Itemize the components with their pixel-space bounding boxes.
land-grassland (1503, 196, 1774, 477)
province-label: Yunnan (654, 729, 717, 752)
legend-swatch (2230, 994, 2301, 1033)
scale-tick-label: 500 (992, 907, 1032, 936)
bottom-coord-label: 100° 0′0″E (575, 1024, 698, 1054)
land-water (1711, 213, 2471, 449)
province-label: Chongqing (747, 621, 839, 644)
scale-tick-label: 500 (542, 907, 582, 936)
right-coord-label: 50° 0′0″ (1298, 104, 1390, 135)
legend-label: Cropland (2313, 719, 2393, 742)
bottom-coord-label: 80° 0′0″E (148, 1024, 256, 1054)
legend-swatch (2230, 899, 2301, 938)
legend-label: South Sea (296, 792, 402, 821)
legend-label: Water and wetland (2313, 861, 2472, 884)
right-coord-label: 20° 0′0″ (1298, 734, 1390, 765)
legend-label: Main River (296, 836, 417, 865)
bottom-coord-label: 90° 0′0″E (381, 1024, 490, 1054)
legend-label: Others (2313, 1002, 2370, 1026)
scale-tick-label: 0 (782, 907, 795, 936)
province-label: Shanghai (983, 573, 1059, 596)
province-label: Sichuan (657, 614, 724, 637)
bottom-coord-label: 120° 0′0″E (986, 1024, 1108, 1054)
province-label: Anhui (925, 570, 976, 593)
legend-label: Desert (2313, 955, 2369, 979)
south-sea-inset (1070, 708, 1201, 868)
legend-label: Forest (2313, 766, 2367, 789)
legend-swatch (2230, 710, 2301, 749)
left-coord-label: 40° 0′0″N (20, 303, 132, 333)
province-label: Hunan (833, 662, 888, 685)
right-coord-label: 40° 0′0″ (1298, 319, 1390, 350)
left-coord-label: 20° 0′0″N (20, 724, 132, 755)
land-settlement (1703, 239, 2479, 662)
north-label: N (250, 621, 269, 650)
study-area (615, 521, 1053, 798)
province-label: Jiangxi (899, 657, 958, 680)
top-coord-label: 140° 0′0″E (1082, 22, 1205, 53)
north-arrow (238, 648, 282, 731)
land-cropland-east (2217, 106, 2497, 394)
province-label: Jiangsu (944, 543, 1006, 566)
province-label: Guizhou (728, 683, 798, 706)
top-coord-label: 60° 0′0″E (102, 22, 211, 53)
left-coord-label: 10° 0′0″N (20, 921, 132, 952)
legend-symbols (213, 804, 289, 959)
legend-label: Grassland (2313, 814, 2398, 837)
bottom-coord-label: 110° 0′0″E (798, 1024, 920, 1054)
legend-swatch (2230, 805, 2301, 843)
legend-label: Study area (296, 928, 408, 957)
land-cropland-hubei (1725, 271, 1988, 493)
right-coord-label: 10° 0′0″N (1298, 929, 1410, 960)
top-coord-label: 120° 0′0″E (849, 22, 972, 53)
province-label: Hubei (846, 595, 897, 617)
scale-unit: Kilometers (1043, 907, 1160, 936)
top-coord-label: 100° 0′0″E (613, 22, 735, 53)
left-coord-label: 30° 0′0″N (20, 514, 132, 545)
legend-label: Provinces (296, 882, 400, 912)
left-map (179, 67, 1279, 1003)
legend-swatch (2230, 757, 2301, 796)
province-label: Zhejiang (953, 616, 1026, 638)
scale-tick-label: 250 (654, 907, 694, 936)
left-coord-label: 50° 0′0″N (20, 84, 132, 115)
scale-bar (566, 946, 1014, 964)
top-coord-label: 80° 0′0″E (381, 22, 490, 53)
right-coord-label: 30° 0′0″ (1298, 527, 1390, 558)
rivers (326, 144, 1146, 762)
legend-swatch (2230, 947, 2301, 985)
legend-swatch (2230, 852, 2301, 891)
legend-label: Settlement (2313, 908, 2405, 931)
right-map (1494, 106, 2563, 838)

==============================

— GOAL OF THE EXERCISE —
Print every line of the data above verbatim, in its original order, without changing any entry.

— WRITTEN SOLUTION —
Itemize the components with their pixel-space bounding boxes.
land-grassland (1503, 196, 1774, 477)
province-label: Yunnan (654, 729, 717, 752)
legend-swatch (2230, 994, 2301, 1033)
scale-tick-label: 500 (992, 907, 1032, 936)
bottom-coord-label: 100° 0′0″E (575, 1024, 698, 1054)
land-water (1711, 213, 2471, 449)
province-label: Chongqing (747, 621, 839, 644)
scale-tick-label: 500 (542, 907, 582, 936)
right-coord-label: 50° 0′0″ (1298, 104, 1390, 135)
legend-label: Cropland (2313, 719, 2393, 742)
bottom-coord-label: 80° 0′0″E (148, 1024, 256, 1054)
legend-swatch (2230, 899, 2301, 938)
legend-label: South Sea (296, 792, 402, 821)
legend-label: Water and wetland (2313, 861, 2472, 884)
right-coord-label: 20° 0′0″ (1298, 734, 1390, 765)
legend-label: Main River (296, 836, 417, 865)
bottom-coord-label: 90° 0′0″E (381, 1024, 490, 1054)
legend-label: Others (2313, 1002, 2370, 1026)
scale-tick-label: 0 (782, 907, 795, 936)
province-label: Shanghai (983, 573, 1059, 596)
province-label: Sichuan (657, 614, 724, 637)
bottom-coord-label: 120° 0′0″E (986, 1024, 1108, 1054)
province-label: Anhui (925, 570, 976, 593)
legend-label: Desert (2313, 955, 2369, 979)
south-sea-inset (1070, 708, 1201, 868)
legend-label: Forest (2313, 766, 2367, 789)
legend-swatch (2230, 710, 2301, 749)
left-coord-label: 40° 0′0″N (20, 303, 132, 333)
province-label: Hunan (833, 662, 888, 685)
right-coord-label: 40° 0′0″ (1298, 319, 1390, 350)
left-coord-label: 20° 0′0″N (20, 724, 132, 755)
land-settlement (1703, 239, 2479, 662)
north-label: N (250, 621, 269, 650)
study-area (615, 521, 1053, 798)
province-label: Jiangxi (899, 657, 958, 680)
top-coord-label: 140° 0′0″E (1082, 22, 1205, 53)
north-arrow (238, 648, 282, 731)
land-cropland-east (2217, 106, 2497, 394)
province-label: Jiangsu (944, 543, 1006, 566)
province-label: Guizhou (728, 683, 798, 706)
top-coord-label: 60° 0′0″E (102, 22, 211, 53)
left-coord-label: 10° 0′0″N (20, 921, 132, 952)
legend-symbols (213, 804, 289, 959)
legend-label: Grassland (2313, 814, 2398, 837)
bottom-coord-label: 110° 0′0″E (798, 1024, 920, 1054)
legend-swatch (2230, 805, 2301, 843)
legend-label: Study area (296, 928, 408, 957)
land-cropland-hubei (1725, 271, 1988, 493)
right-coord-label: 10° 0′0″N (1298, 929, 1410, 960)
top-coord-label: 120° 0′0″E (849, 22, 972, 53)
province-label: Hubei (846, 595, 897, 617)
scale-unit: Kilometers (1043, 907, 1160, 936)
top-coord-label: 100° 0′0″E (613, 22, 735, 53)
left-coord-label: 30° 0′0″N (20, 514, 132, 545)
legend-label: Provinces (296, 882, 400, 912)
left-map (179, 67, 1279, 1003)
legend-swatch (2230, 757, 2301, 796)
province-label: Zhejiang (953, 616, 1026, 638)
scale-tick-label: 250 (654, 907, 694, 936)
left-coord-label: 50° 0′0″N (20, 84, 132, 115)
scale-bar (566, 946, 1014, 964)
top-coord-label: 80° 0′0″E (381, 22, 490, 53)
right-coord-label: 30° 0′0″ (1298, 527, 1390, 558)
rivers (326, 144, 1146, 762)
legend-swatch (2230, 947, 2301, 985)
legend-swatch (2230, 852, 2301, 891)
legend-label: Settlement (2313, 908, 2405, 931)
right-map (1494, 106, 2563, 838)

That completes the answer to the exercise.